> Task brief
Print out every record exactly as it appears.

> Dataset records
· · · · ·
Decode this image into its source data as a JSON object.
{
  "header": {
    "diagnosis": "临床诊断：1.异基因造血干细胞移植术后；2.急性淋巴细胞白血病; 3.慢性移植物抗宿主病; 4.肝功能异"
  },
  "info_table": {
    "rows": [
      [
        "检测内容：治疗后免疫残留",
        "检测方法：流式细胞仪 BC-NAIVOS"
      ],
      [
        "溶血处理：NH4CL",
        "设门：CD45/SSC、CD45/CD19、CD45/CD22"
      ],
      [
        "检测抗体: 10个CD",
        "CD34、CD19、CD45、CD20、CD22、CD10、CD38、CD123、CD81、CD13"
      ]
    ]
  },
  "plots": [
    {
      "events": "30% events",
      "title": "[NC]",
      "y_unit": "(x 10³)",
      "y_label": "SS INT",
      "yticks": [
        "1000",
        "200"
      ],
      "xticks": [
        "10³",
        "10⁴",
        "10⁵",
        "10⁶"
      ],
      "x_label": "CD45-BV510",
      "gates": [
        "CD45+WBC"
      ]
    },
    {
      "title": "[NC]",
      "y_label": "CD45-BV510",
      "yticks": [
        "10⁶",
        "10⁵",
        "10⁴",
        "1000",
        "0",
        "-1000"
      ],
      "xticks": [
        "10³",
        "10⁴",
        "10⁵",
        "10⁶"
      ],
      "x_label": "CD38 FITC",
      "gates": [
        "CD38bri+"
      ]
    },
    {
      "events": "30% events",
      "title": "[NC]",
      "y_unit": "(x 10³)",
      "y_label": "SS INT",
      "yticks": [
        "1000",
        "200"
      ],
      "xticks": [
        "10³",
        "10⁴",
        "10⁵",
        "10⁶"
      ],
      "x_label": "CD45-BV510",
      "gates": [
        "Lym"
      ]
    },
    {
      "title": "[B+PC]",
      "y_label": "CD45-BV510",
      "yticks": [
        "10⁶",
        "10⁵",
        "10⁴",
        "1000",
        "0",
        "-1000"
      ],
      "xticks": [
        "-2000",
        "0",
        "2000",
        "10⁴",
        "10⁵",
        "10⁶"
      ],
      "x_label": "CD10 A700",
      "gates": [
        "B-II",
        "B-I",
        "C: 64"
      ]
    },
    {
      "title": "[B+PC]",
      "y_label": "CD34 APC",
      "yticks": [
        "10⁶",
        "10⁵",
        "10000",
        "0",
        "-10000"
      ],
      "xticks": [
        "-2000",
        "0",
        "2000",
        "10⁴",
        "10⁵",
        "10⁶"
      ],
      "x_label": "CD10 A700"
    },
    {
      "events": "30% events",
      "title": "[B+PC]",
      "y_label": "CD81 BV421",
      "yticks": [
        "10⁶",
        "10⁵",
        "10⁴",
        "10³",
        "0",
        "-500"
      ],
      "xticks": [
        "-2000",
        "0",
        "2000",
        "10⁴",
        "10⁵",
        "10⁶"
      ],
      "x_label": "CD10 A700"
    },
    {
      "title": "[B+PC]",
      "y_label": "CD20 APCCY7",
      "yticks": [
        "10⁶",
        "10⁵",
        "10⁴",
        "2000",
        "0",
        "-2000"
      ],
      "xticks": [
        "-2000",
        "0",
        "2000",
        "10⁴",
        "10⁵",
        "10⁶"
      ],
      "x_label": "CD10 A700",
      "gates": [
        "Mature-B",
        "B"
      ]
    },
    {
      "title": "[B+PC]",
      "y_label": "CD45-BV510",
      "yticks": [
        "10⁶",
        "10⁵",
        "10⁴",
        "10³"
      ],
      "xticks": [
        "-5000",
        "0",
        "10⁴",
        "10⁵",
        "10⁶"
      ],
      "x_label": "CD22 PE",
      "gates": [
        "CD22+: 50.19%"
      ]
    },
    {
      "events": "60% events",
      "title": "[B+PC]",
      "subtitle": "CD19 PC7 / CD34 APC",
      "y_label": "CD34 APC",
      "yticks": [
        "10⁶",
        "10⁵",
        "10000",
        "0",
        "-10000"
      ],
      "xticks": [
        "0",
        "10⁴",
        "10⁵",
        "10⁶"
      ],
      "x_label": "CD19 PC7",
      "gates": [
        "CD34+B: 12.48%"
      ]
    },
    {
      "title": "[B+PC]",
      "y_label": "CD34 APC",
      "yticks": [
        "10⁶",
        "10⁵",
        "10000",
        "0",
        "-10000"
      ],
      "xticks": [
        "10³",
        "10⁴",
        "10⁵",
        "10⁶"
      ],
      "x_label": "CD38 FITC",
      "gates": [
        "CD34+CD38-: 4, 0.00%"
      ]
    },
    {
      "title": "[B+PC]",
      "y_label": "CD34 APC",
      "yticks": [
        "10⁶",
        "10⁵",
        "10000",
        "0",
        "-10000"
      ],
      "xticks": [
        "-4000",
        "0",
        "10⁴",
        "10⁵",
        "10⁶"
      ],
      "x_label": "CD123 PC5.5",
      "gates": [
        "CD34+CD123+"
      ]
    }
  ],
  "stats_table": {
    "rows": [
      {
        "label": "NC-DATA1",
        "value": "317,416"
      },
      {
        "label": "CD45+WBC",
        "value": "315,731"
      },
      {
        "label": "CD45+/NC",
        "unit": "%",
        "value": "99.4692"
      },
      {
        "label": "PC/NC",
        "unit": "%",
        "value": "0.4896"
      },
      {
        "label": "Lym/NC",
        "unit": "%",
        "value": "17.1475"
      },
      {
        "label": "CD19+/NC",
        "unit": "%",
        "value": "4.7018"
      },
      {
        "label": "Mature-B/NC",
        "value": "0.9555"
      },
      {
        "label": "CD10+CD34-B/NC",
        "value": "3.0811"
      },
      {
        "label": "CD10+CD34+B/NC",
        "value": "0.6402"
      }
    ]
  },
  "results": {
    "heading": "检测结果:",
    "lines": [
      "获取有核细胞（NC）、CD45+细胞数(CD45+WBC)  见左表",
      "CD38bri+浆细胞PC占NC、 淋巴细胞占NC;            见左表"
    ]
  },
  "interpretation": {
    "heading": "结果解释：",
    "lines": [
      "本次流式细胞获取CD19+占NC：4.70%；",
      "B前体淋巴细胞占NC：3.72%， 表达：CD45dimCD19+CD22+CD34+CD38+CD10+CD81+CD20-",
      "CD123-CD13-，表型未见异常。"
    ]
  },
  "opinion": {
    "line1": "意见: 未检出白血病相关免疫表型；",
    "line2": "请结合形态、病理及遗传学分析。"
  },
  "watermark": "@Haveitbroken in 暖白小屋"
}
· · · · ·
> Solution below
Decode this image into its source data as a JSON object.
{
  "header": {
    "diagnosis": "临床诊断：1.异基因造血干细胞移植术后；2.急性淋巴细胞白血病; 3.慢性移植物抗宿主病; 4.肝功能异"
  },
  "info_table": {
    "rows": [
      [
        "检测内容：治疗后免疫残留",
        "检测方法：流式细胞仪 BC-NAIVOS"
      ],
      [
        "溶血处理：NH4CL",
        "设门：CD45/SSC、CD45/CD19、CD45/CD22"
      ],
      [
        "检测抗体: 10个CD",
        "CD34、CD19、CD45、CD20、CD22、CD10、CD38、CD123、CD81、CD13"
      ]
    ]
  },
  "plots": [
    {
      "events": "30% events",
      "title": "[NC]",
      "y_unit": "(x 10³)",
      "y_label": "SS INT",
      "yticks": [
        "1000",
        "200"
      ],
      "xticks": [
        "10³",
        "10⁴",
        "10⁵",
        "10⁶"
      ],
      "x_label": "CD45-BV510",
      "gates": [
        "CD45+WBC"
      ]
    },
    {
      "title": "[NC]",
      "y_label": "CD45-BV510",
      "yticks": [
        "10⁶",
        "10⁵",
        "10⁴",
        "1000",
        "0",
        "-1000"
      ],
      "xticks": [
        "10³",
        "10⁴",
        "10⁵",
        "10⁶"
      ],
      "x_label": "CD38 FITC",
      "gates": [
        "CD38bri+"
      ]
    },
    {
      "events": "30% events",
      "title": "[NC]",
      "y_unit": "(x 10³)",
      "y_label": "SS INT",
      "yticks": [
        "1000",
        "200"
      ],
      "xticks": [
        "10³",
        "10⁴",
        "10⁵",
        "10⁶"
      ],
      "x_label": "CD45-BV510",
      "gates": [
        "Lym"
      ]
    },
    {
      "title": "[B+PC]",
      "y_label": "CD45-BV510",
      "yticks": [
        "10⁶",
        "10⁵",
        "10⁴",
        "1000",
        "0",
        "-1000"
      ],
      "xticks": [
        "-2000",
        "0",
        "2000",
        "10⁴",
        "10⁵",
        "10⁶"
      ],
      "x_label": "CD10 A700",
      "gates": [
        "B-II",
        "B-I",
        "C: 64"
      ]
    },
    {
      "title": "[B+PC]",
      "y_label": "CD34 APC",
      "yticks": [
        "10⁶",
        "10⁵",
        "10000",
        "0",
        "-10000"
      ],
      "xticks": [
        "-2000",
        "0",
        "2000",
        "10⁴",
        "10⁵",
        "10⁶"
      ],
      "x_label": "CD10 A700"
    },
    {
      "events": "30% events",
      "title": "[B+PC]",
      "y_label": "CD81 BV421",
      "yticks": [
        "10⁶",
        "10⁵",
        "10⁴",
        "10³",
        "0",
        "-500"
      ],
      "xticks": [
        "-2000",
        "0",
        "2000",
        "10⁴",
        "10⁵",
        "10⁶"
      ],
      "x_label": "CD10 A700"
    },
    {
      "title": "[B+PC]",
      "y_label": "CD20 APCCY7",
      "yticks": [
        "10⁶",
        "10⁵",
        "10⁴",
        "2000",
        "0",
        "-2000"
      ],
      "xticks": [
        "-2000",
        "0",
        "2000",
        "10⁴",
        "10⁵",
        "10⁶"
      ],
      "x_label": "CD10 A700",
      "gates": [
        "Mature-B",
        "B"
      ]
    },
    {
      "title": "[B+PC]",
      "y_label": "CD45-BV510",
      "yticks": [
        "10⁶",
        "10⁵",
        "10⁴",
        "10³"
      ],
      "xticks": [
        "-5000",
        "0",
        "10⁴",
        "10⁵",
        "10⁶"
      ],
      "x_label": "CD22 PE",
      "gates": [
        "CD22+: 50.19%"
      ]
    },
    {
      "events": "60% events",
      "title": "[B+PC]",
      "subtitle": "CD19 PC7 / CD34 APC",
      "y_label": "CD34 APC",
      "yticks": [
        "10⁶",
        "10⁵",
        "10000",
        "0",
        "-10000"
      ],
      "xticks": [
        "0",
        "10⁴",
        "10⁵",
        "10⁶"
      ],
      "x_label": "CD19 PC7",
      "gates": [
        "CD34+B: 12.48%"
      ]
    },
    {
      "title": "[B+PC]",
      "y_label": "CD34 APC",
      "yticks": [
        "10⁶",
        "10⁵",
        "10000",
        "0",
        "-10000"
      ],
      "xticks": [
        "10³",
        "10⁴",
        "10⁵",
        "10⁶"
      ],
      "x_label": "CD38 FITC",
      "gates": [
        "CD34+CD38-: 4, 0.00%"
      ]
    },
    {
      "title": "[B+PC]",
      "y_label": "CD34 APC",
      "yticks": [
        "10⁶",
        "10⁵",
        "10000",
        "0",
        "-10000"
      ],
      "xticks": [
        "-4000",
        "0",
        "10⁴",
        "10⁵",
        "10⁶"
      ],
      "x_label": "CD123 PC5.5",
      "gates": [
        "CD34+CD123+"
      ]
    }
  ],
  "stats_table": {
    "rows": [
      {
        "label": "NC-DATA1",
        "value": "317,416"
      },
      {
        "label": "CD45+WBC",
        "value": "315,731"
      },
      {
        "label": "CD45+/NC",
        "unit": "%",
        "value": "99.4692"
      },
      {
        "label": "PC/NC",
        "unit": "%",
        "value": "0.4896"
      },
      {
        "label": "Lym/NC",
        "unit": "%",
        "value": "17.1475"
      },
      {
        "label": "CD19+/NC",
        "unit": "%",
        "value": "4.7018"
      },
      {
        "label": "Mature-B/NC",
        "value": "0.9555"
      },
      {
        "label": "CD10+CD34-B/NC",
        "value": "3.0811"
      },
      {
        "label": "CD10+CD34+B/NC",
        "value": "0.6402"
      }
    ]
  },
  "results": {
    "heading": "检测结果:",
    "lines": [
      "获取有核细胞（NC）、CD45+细胞数(CD45+WBC)  见左表",
      "CD38bri+浆细胞PC占NC、 淋巴细胞占NC;            见左表"
    ]
  },
  "interpretation": {
    "heading": "结果解释：",
    "lines": [
      "本次流式细胞获取CD19+占NC：4.70%；",
      "B前体淋巴细胞占NC：3.72%， 表达：CD45dimCD19+CD22+CD34+CD38+CD10+CD81+CD20-",
      "CD123-CD13-，表型未见异常。"
    ]
  },
  "opinion": {
    "line1": "意见: 未检出白血病相关免疫表型；",
    "line2": "请结合形态、病理及遗传学分析。"
  },
  "watermark": "@Haveitbroken in 暖白小屋"
}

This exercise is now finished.